Первое явное допущение Дженнифер Ганди состоит в том, что по крайней мере одна из этих переменных не принадлежит уравнению роста. […] Если страны с богатыми природными ресурсами имеют меньше шансов на институционализацию авторитаризма (согласно аргументу Ганди) и если такие страны страдают от низких экономических показателей (как утверждают Сакс и Уорнер), то исключение ресурсов из уравнения роста переоценит влияние институтов на экономический рост. Скорректированная по выборке модель экономического роста приведет к ошибочным выводам об институтах, если в обоих уравнениях не будет тех переменных, которые определяют и институты, и экономический рост.
В случае поддержания режима Ганди признает, что если институты имеют значение так, как утверждают ее аргументы, то не должно быть никакой связи между институтами и поддержанием режима. Режимы, которые являются уязвимыми, должны создать институты, а те, которые не являются уязвимыми, нет. Для Браунли правящая партия всегда увеличивает прочность режима; для Ганди только уязвимые режимы создают правящие партии. Существование института в полной мере отражает необходимость укрепления сотрудничества, которому способствует институт, поэтому авторитарные режимы с институтами и без них должны с одинаковой вероятностью рухнуть.
Здесь приведена щадящая проверка аргументов Дженнифер Ганди. Более тщательную проверку следует начать с признания того, что ее теория институтов сама по себе является теорией поддержания режима. Если ее аргумент верен, то без ссылки на институты ее косвенные индикаторы абстрактных переменных, объясняющих существование институтов, должны коррелировать с поддержанием режима. Затем добавление ее измерения институтов (промежуточной переменной в объяснении) должно привести к значительному коэффициенту для этой переменной при уменьшении объясняющей способности других переменных в модели. Этот подход предполагает содержание гораздо более убедительных доказательств того, что институты имеют значение, чем те, на которые указывают аргументы исследователя. В целом результаты Ганди показывают, что даже тщательные попытки объяснить происхождение институтов требуют важных субстантивных предположений о том, влияют ли факторы, формирующие институты, на результаты, которые они могут объяснить.
Ключевая проблема институционального анализа сводится к тому, как привести в соответствие то, что институты, одновременно являясь политическими творениями, хорошо коррелируют с важными для политологов политическими последствиями. Авторитарные режимы скрытны и терпеть не могут объяснять внутреннюю работу своих институтов. Для студентов, изучающих авторитаризм в сравнительной перспективе, институты привлекательны тем, что их относительно легко идентифицировать, что делает возможным сложные межстрановые исследования. Когда ученые создают теории о том, как институты формируют авторитарное правление, делая прогнозы относительно наблюдаемых результатов (как долго удержатся режимы, как быстро будет расти их экономика, готовятся ли эти режимы к войне и так далее), они должны проверять любые суждения, поддающиеся проверке.

Что сделать
(a) Перепишите без изменений часть отрывка об институтах авторитарных режимов, которая открывается словами «Первое явное допущение» и закрывается словами «и экономический рост.».
(b) Повторите без изменений строки записей, начиная с самой первой и заканчивая строкой, содержащей «benefit-label-line: SUPPORT* <box>54 219», включительно.

Данные для обработки
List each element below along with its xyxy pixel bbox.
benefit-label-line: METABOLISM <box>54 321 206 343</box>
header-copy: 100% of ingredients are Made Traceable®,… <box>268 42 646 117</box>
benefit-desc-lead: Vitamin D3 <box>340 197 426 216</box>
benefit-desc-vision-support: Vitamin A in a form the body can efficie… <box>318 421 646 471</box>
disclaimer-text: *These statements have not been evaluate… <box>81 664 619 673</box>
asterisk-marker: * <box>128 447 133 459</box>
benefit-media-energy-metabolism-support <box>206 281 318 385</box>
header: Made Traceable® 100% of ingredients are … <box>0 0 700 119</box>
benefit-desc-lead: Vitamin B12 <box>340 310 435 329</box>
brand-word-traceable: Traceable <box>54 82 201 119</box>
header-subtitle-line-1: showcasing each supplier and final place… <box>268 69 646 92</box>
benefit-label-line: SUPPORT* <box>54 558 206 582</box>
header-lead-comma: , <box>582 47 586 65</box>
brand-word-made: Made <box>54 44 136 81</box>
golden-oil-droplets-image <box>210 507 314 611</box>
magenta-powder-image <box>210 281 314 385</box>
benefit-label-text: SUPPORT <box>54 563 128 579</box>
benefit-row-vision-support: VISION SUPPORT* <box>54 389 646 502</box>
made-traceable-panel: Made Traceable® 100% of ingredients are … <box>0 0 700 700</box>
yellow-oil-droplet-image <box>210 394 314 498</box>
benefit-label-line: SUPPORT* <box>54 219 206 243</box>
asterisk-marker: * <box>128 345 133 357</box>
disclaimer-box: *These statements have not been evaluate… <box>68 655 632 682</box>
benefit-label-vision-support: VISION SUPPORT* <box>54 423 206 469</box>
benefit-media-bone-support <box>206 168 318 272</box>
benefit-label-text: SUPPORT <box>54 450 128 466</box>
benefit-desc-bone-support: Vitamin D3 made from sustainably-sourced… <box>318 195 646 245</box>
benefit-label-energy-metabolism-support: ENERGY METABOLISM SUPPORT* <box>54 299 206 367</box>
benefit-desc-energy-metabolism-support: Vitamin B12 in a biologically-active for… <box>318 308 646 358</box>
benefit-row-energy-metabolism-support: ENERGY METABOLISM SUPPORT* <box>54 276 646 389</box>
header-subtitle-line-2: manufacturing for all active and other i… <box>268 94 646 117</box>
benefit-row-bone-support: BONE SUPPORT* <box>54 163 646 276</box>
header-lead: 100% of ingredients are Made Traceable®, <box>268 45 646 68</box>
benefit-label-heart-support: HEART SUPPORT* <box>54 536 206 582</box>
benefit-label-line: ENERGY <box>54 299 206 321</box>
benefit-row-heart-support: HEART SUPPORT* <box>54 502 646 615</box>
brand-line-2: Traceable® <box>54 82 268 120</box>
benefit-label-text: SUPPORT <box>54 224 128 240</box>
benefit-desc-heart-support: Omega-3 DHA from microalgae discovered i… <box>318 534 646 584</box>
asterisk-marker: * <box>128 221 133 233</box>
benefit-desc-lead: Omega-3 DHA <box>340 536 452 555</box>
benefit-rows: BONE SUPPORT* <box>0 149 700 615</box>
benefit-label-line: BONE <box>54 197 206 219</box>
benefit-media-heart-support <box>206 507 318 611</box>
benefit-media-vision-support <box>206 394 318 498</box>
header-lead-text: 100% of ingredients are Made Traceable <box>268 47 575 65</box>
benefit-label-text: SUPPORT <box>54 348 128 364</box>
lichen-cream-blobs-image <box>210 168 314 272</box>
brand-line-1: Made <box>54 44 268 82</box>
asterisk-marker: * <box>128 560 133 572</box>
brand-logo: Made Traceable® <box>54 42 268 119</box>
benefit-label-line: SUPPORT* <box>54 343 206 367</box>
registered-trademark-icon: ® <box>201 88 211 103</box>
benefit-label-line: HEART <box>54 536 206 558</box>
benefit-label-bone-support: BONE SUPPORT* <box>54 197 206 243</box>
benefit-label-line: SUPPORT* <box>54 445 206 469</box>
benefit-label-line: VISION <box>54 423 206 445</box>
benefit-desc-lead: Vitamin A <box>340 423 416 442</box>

Результаты выполнения
(a)
Первое явное допущение Дженнифер Ганди состоит в том, что по крайней мере одна из этих переменных не принадлежит уравнению роста. […] Если страны с богатыми природными ресурсами имеют меньше шансов на институционализацию авторитаризма (согласно аргументу Ганди) и если такие страны страдают от низких экономических показателей (как утверждают Сакс и Уорнер), то исключение ресурсов из уравнения роста переоценит влияние институтов на экономический рост. Скорректированная по выборке модель экономического роста приведет к ошибочным выводам об институтах, если в обоих уравнениях не будет тех переменных, которые определяют и институты, и экономический рост.

(b)
List each element below along with its xyxy pixel bbox.
benefit-label-line: METABOLISM <box>54 321 206 343</box>
header-copy: 100% of ingredients are Made Traceable®,… <box>268 42 646 117</box>
benefit-desc-lead: Vitamin D3 <box>340 197 426 216</box>
benefit-desc-vision-support: Vitamin A in a form the body can efficie… <box>318 421 646 471</box>
disclaimer-text: *These statements have not been evaluate… <box>81 664 619 673</box>
asterisk-marker: * <box>128 447 133 459</box>
benefit-media-energy-metabolism-support <box>206 281 318 385</box>
header: Made Traceable® 100% of ingredients are … <box>0 0 700 119</box>
benefit-desc-lead: Vitamin B12 <box>340 310 435 329</box>
brand-word-traceable: Traceable <box>54 82 201 119</box>
header-subtitle-line-1: showcasing each supplier and final place… <box>268 69 646 92</box>
benefit-label-line: SUPPORT* <box>54 558 206 582</box>
header-lead-comma: , <box>582 47 586 65</box>
brand-word-made: Made <box>54 44 136 81</box>
golden-oil-droplets-image <box>210 507 314 611</box>
magenta-powder-image <box>210 281 314 385</box>
benefit-label-text: SUPPORT <box>54 563 128 579</box>
benefit-row-vision-support: VISION SUPPORT* <box>54 389 646 502</box>
made-traceable-panel: Made Traceable® 100% of ingredients are … <box>0 0 700 700</box>
yellow-oil-droplet-image <box>210 394 314 498</box>
benefit-label-line: SUPPORT* <box>54 219 206 243</box>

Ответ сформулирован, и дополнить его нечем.